== What to work on ==
Rewrite the part of the post about leading a blogging session, starting with "Four out of" and going on through "of the author.", with "enrollees" changed to "registrants".

Tuesday, August 2, 2016

Tuesday Slice: Sharing what you know

The class roster was so short, I was worried our session would be called off.  No notice of cancellation arrived, so my co-presenter and I proceeded as planned, and arrived at the high school campus a couple of hours early to set up.  Good timing, as we had technical glitches to work out.  It's situations like those that make me glad I know people like my Google-Certified-Educator co-presenter.

Four out of the six enrollees arrived.  We launched into our presentation called "The Writer-Librarian:  Why You Should Be Blogging."  

Questions were asked, tips were shared, inspiration developed for both attendees and presenters.  My co-presenter and I blog from different approaches (hers more technical, mine more prosaic), hopefully reinforcing the idea that blogging is a limitless venture, open to the interpretation of the author.  

We went off course several times, talking about popular culture, library events, personal interests, technical woes and victories.  All fodder for blogging, I reminded our participants.

This is only the second time I've attempted being a presenter; it's the first time I"ve felt that we accomplished what we set out to do.

It feels good to share what you know, and have it well-received.


  1. Bravo! I have presented to colleagues a couple of times and it is so much harder than teaching kids every day. I tell that to my students at presentation times, too. I wish I could have seen your presentation and picked up a few Ideas.

  2. Presenting to colleagues can be very intimidating, but it gets easier over time. I used to be so nervous my knees would shake and there was real danger that I might fall over! Keep at it - it is important to share what we know.

  3. Bravo indeed!!! Sounds like you had quite a day.

== Listing ==

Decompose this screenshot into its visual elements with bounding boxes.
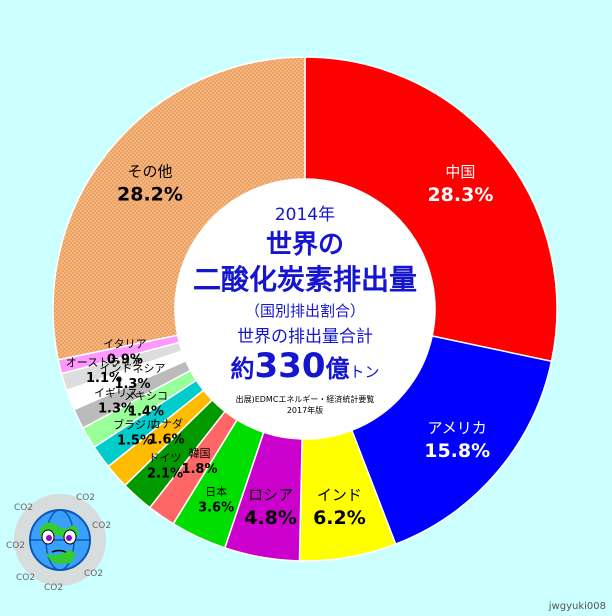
slice-value-canada: 1.6% (148, 433, 184, 448)
slice-value-japan: 3.6% (198, 500, 234, 515)
chart-title-line1: 世界の (265, 230, 344, 260)
svg-text:CO2: CO2 (44, 583, 63, 593)
chart-title-line2: 二酸化炭素排出量 (192, 263, 417, 296)
slice-name-china: 中国 (445, 163, 475, 181)
total-amount: 約330億トン (185, 346, 425, 386)
slice-value-india: 6.2% (313, 507, 366, 529)
slice-value-brazil: 1.5% (117, 433, 153, 448)
total-prefix: 約 (230, 355, 255, 383)
slice-name-germany: ドイツ (149, 452, 182, 465)
slice-value-australia: 1.1% (86, 371, 122, 386)
slice-name-italy: イタリア (103, 337, 147, 350)
chart-subtitle: （国別排出割合） (244, 302, 365, 320)
slice-value-korea: 1.8% (181, 462, 217, 477)
watermark: jwgyuki008 (548, 601, 606, 612)
slice-value-italy: 0.9% (107, 352, 143, 367)
slice-name-australia: オーストラリア (66, 356, 142, 369)
donut-hole (175, 179, 435, 439)
slice-name-brazil: ブラジル (113, 417, 157, 431)
co2-globe-icon: CO2 CO2 CO2 CO2 CO2 CO2 CO2 (6, 493, 111, 593)
slice-name-japan: 日本 (205, 484, 227, 498)
slice-value-usa: 15.8% (424, 440, 490, 462)
slice-name-india: インド (317, 486, 362, 504)
slice-name-uk: イギリス (94, 387, 138, 400)
total-caption: 世界の排出量合計 (237, 327, 373, 347)
slice-name-canada: カナダ (150, 417, 183, 431)
slice-name-other: その他 (127, 163, 172, 181)
total-suffix: トン (349, 363, 380, 381)
svg-text:CO2: CO2 (14, 503, 33, 513)
slice-name-korea: 韓国 (188, 447, 210, 460)
slice-labels: 中国 28.3% アメリカ 15.8% インド 6.2% ロシア 4.8% 日本 3.6% 韓国 1.… (66, 163, 494, 529)
slice-value-russia: 4.8% (244, 507, 297, 529)
slice-value-other: 28.2% (117, 184, 183, 206)
slice-value-germany: 2.1% (147, 467, 183, 482)
svg-text:CO2: CO2 (16, 573, 35, 583)
svg-text:CO2: CO2 (76, 493, 95, 503)
slice-name-russia: ロシア (248, 486, 293, 504)
slice-name-mexico: メキシコ (124, 390, 168, 403)
source-note: 出展)EDMCエネルギー・経済統計要覧 (235, 395, 375, 404)
year-label: 2014年 (274, 205, 336, 225)
total-value: 330 (254, 346, 326, 386)
svg-text:CO2: CO2 (84, 569, 103, 579)
slice-value-mexico: 1.4% (128, 405, 164, 420)
svg-text:CO2: CO2 (92, 521, 111, 531)
slice-value-china: 28.3% (427, 184, 493, 206)
slice-name-indonesia: インドネシア (99, 362, 165, 375)
svg-text:CO2: CO2 (6, 541, 25, 551)
donut-slices (52, 56, 558, 562)
slice-value-uk: 1.3% (98, 402, 134, 417)
slice-name-usa: アメリカ (428, 419, 487, 437)
source-edition: 2017年版 (286, 406, 324, 415)
slice-value-indonesia: 1.3% (114, 377, 150, 392)
total-unit: 億 (325, 355, 350, 383)
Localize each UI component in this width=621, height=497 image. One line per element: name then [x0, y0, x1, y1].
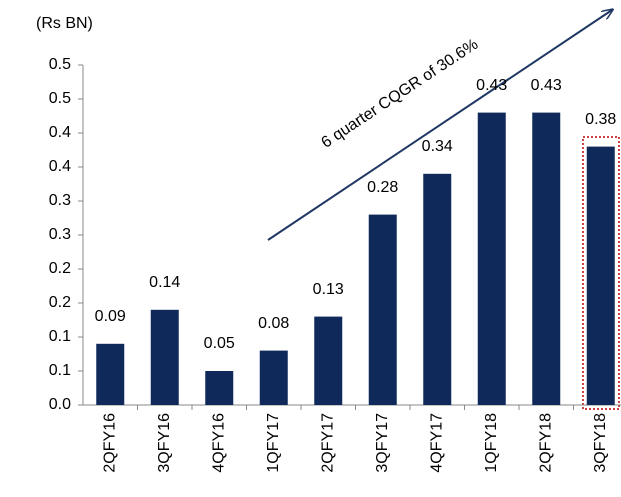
- data-label: 0.43: [531, 77, 562, 94]
- y-tick-label: 0.5: [49, 56, 71, 73]
- x-tick-label: 3QFY17: [374, 413, 391, 473]
- data-label: 0.43: [476, 77, 507, 94]
- y-tick-label: 0.1: [49, 362, 71, 379]
- y-tick-label: 0.2: [49, 260, 71, 277]
- y-tick-label: 0.4: [49, 158, 71, 175]
- bar: [150, 309, 179, 405]
- data-label: 0.28: [367, 179, 398, 196]
- bar: [314, 316, 343, 405]
- bar: [96, 343, 125, 405]
- data-label: 0.38: [585, 111, 616, 128]
- bar: [259, 350, 288, 405]
- y-tick-label: 0.2: [49, 294, 71, 311]
- x-tick-label: 3QFY16: [156, 413, 173, 473]
- data-label: 0.09: [95, 308, 126, 325]
- bar: [368, 214, 397, 405]
- bar: [477, 112, 506, 405]
- x-tick-label: 4QFY16: [210, 413, 227, 473]
- highlight-box: [582, 136, 620, 410]
- x-tick-label: 3QFY18: [592, 413, 609, 473]
- x-tick-label: 1QFY18: [483, 413, 500, 473]
- annotation: 6 quarter CQGR of 30.6%: [318, 36, 481, 152]
- x-tick-label: 2QFY16: [101, 413, 118, 473]
- data-label: 0.08: [258, 315, 289, 332]
- y-tick-label: 0.3: [49, 226, 71, 243]
- bar: [205, 371, 234, 405]
- x-tick-label: 2QFY17: [319, 413, 336, 473]
- y-tick-label: 0.3: [49, 192, 71, 209]
- data-label: 0.05: [204, 335, 235, 352]
- x-tick-label: 2QFY18: [537, 413, 554, 473]
- data-label: 0.13: [313, 281, 344, 298]
- bar: [532, 112, 561, 405]
- trend-arrow: [267, 10, 612, 241]
- unit-label: (Rs BN): [36, 15, 93, 32]
- data-label: 0.14: [149, 274, 180, 291]
- y-tick-label: 0.5: [49, 90, 71, 107]
- x-tick-label: 4QFY17: [428, 413, 445, 473]
- y-tick-label: 0.0: [49, 396, 71, 413]
- y-tick-label: 0.1: [49, 328, 71, 345]
- bar: [586, 146, 615, 405]
- data-label: 0.34: [422, 138, 453, 155]
- bar: [423, 173, 452, 405]
- y-tick-label: 0.4: [49, 124, 71, 141]
- x-tick-label: 1QFY17: [265, 413, 282, 473]
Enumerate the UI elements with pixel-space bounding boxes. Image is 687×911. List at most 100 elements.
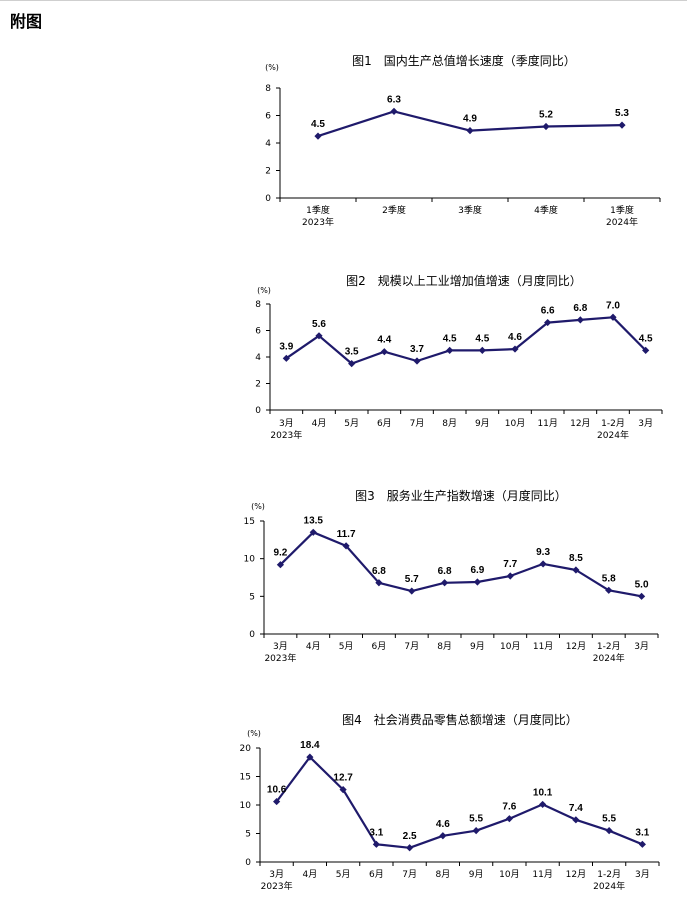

== Exercise result ==
Four out of the six registrants arrived.  We launched into our presentation called "The Writer-Librarian:  Why You Should Be Blogging."  

Questions were asked, tips were shared, inspiration developed for both attendees and presenters.  My co-presenter and I blog from different approaches (hers more technical, mine more prosaic), hopefully reinforcing the idea that blogging is a limitless venture, open to the interpretation of the author.